### REQUIREMENTS
Return all of the entries exactly as written.

### EXERCISE DATA
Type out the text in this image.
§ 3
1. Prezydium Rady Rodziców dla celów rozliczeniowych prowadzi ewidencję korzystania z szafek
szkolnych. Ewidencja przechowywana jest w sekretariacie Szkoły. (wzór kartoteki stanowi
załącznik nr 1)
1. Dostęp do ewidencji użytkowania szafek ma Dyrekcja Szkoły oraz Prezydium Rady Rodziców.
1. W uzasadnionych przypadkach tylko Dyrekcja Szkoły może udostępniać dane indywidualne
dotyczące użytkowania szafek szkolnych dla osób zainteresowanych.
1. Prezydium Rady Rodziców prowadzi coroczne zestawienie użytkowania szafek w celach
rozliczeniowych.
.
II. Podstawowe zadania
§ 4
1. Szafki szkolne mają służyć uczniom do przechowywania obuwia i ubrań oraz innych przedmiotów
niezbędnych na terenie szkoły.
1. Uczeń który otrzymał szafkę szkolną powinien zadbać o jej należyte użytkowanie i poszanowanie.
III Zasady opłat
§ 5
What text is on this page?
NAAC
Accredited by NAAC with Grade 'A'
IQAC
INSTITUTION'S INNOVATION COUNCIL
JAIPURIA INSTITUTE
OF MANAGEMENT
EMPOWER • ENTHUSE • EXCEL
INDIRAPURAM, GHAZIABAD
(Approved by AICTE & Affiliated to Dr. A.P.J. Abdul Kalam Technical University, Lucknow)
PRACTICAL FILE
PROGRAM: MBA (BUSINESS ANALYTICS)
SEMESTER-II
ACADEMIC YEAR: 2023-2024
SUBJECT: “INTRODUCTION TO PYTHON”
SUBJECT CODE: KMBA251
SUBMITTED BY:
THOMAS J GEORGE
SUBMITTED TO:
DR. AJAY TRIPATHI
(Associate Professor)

### OUTPUT FOR THIS TASK
Type out the text in this image.
§ 3
1. Prezydium Rady Rodziców dla celów rozliczeniowych prowadzi ewidencję korzystania z szafek
szkolnych. Ewidencja przechowywana jest w sekretariacie Szkoły. (wzór kartoteki stanowi
załącznik nr 1)
1. Dostęp do ewidencji użytkowania szafek ma Dyrekcja Szkoły oraz Prezydium Rady Rodziców.
1. W uzasadnionych przypadkach tylko Dyrekcja Szkoły może udostępniać dane indywidualne
dotyczące użytkowania szafek szkolnych dla osób zainteresowanych.
1. Prezydium Rady Rodziców prowadzi coroczne zestawienie użytkowania szafek w celach
rozliczeniowych.
.
II. Podstawowe zadania
§ 4
1. Szafki szkolne mają służyć uczniom do przechowywania obuwia i ubrań oraz innych przedmiotów
niezbędnych na terenie szkoły.
1. Uczeń który otrzymał szafkę szkolną powinien zadbać o jej należyte użytkowanie i poszanowanie.
III Zasady opłat
§ 5
What text is on this page?
NAAC
Accredited by NAAC with Grade 'A'
IQAC
INSTITUTION'S INNOVATION COUNCIL
JAIPURIA INSTITUTE
OF MANAGEMENT
EMPOWER • ENTHUSE • EXCEL
INDIRAPURAM, GHAZIABAD
(Approved by AICTE & Affiliated to Dr. A.P.J. Abdul Kalam Technical University, Lucknow)
PRACTICAL FILE
PROGRAM: MBA (BUSINESS ANALYTICS)
SEMESTER-II
ACADEMIC YEAR: 2023-2024
SUBJECT: “INTRODUCTION TO PYTHON”
SUBJECT CODE: KMBA251
SUBMITTED BY:
THOMAS J GEORGE
SUBMITTED TO:
DR. AJAY TRIPATHI
(Associate Professor)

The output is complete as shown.